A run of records
start

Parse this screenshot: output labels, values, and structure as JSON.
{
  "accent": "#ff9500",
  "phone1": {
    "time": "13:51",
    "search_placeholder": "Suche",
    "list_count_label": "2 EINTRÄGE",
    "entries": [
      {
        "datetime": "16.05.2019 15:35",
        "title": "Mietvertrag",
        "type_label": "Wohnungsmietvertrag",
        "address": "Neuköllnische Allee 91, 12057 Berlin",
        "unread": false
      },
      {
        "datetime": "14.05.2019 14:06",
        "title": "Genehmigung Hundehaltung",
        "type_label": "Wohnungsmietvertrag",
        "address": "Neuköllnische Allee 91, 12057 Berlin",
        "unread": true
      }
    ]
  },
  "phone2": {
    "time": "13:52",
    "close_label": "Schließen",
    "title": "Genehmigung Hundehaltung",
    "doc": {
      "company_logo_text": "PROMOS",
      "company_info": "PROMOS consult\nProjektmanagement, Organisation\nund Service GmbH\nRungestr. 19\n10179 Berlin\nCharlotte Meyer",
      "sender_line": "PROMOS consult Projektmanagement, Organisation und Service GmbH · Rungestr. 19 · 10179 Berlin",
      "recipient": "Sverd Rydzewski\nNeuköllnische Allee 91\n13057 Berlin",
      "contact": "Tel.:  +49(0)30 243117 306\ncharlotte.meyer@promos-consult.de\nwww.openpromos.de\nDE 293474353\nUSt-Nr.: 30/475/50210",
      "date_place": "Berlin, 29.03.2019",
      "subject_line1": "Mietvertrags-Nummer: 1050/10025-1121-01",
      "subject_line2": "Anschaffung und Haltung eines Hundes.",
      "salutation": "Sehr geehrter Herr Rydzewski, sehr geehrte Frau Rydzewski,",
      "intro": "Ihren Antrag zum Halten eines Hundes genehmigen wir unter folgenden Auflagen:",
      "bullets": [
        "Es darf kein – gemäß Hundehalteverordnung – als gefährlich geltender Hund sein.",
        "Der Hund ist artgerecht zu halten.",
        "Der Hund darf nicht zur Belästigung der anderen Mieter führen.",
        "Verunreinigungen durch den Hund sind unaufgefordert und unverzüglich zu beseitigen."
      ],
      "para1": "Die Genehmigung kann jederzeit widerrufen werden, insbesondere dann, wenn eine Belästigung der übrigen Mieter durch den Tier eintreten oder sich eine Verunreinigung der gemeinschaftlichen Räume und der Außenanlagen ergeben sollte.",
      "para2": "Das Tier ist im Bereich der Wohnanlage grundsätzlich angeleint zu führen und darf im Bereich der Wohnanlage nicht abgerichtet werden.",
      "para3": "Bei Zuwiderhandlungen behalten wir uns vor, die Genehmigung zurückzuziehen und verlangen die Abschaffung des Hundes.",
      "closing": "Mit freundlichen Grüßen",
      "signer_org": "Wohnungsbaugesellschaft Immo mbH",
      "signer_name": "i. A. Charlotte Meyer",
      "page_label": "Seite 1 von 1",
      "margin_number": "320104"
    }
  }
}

end

TASK GOAL —
Say how many lines in the entries contain the string "Hundehaltung", and leave out everything else.

SOLUTION —
2